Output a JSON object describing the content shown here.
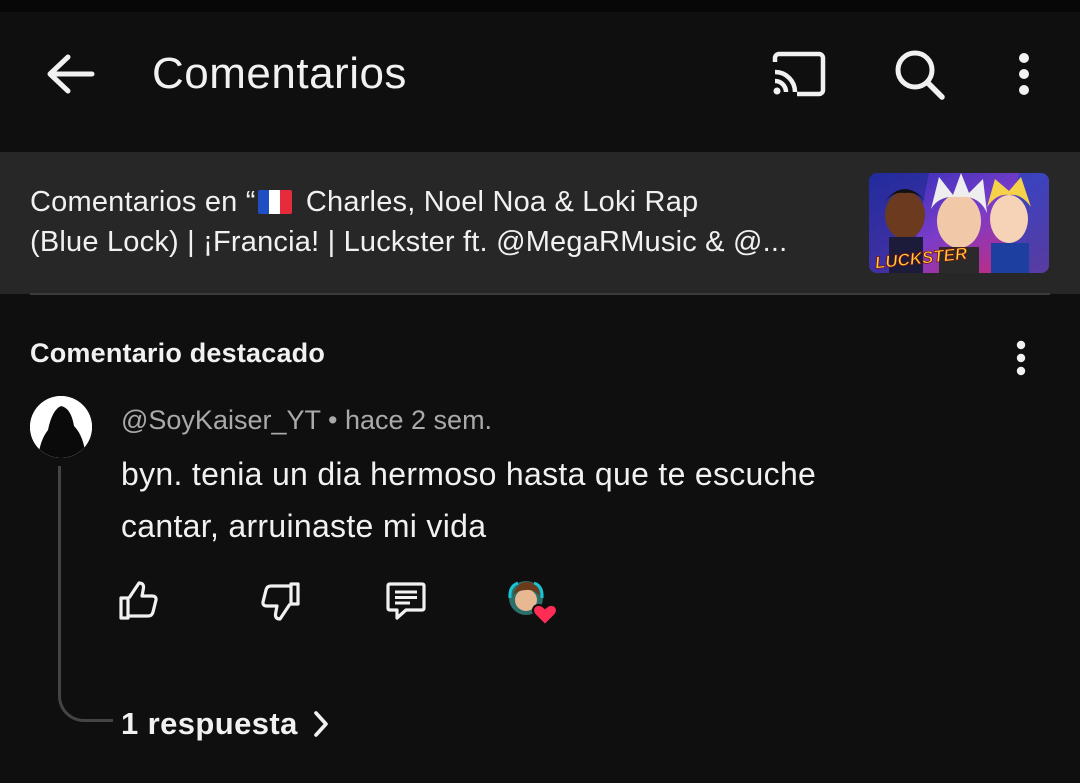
{
  "appbar": {
    "title": "Comentarios",
    "icons": [
      "back-arrow-icon",
      "cast-icon",
      "search-icon",
      "more-vert-icon"
    ]
  },
  "video_banner": {
    "prefix": "Comentarios en “",
    "flag": "🇫🇷",
    "title_line1": " Charles, Noel Noa & Loki Rap",
    "title_line2": "(Blue Lock) | ¡Francia! | Luckster ft. @MegaRMusic & @...",
    "thumbnail_text": "LUCKSTER"
  },
  "featured": {
    "section_label": "Comentario destacado",
    "author": "@SoyKaiser_YT",
    "separator": "•",
    "time": "hace 2 sem.",
    "text_line1": "byn. tenia un dia hermoso hasta que te escuche",
    "text_line2": "cantar, arruinaste mi vida",
    "actions": [
      "thumb-up-icon",
      "thumb-down-icon",
      "reply-comment-icon",
      "creator-heart-icon"
    ],
    "replies_label": "1 respuesta"
  },
  "colors": {
    "background": "#0f0f0f",
    "banner": "#272727",
    "text_primary": "#f1f1f1",
    "text_secondary": "#aaaaaa",
    "heart": "#ff2d55"
  }
}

REQUIREMENT | Copy the material above exactly and drop the pictures.

ANSWER TO THIS PROBLEM |
Output a JSON object describing the content shown here.
{
  "appbar": {
    "title": "Comentarios",
    "icons": [
      "back-arrow-icon",
      "cast-icon",
      "search-icon",
      "more-vert-icon"
    ]
  },
  "video_banner": {
    "prefix": "Comentarios en “",
    "flag": "🇫🇷",
    "title_line1": " Charles, Noel Noa & Loki Rap",
    "title_line2": "(Blue Lock) | ¡Francia! | Luckster ft. @MegaRMusic & @...",
    "thumbnail_text": "LUCKSTER"
  },
  "featured": {
    "section_label": "Comentario destacado",
    "author": "@SoyKaiser_YT",
    "separator": "•",
    "time": "hace 2 sem.",
    "text_line1": "byn. tenia un dia hermoso hasta que te escuche",
    "text_line2": "cantar, arruinaste mi vida",
    "actions": [
      "thumb-up-icon",
      "thumb-down-icon",
      "reply-comment-icon",
      "creator-heart-icon"
    ],
    "replies_label": "1 respuesta"
  },
  "colors": {
    "background": "#0f0f0f",
    "banner": "#272727",
    "text_primary": "#f1f1f1",
    "text_secondary": "#aaaaaa",
    "heart": "#ff2d55"
  }
}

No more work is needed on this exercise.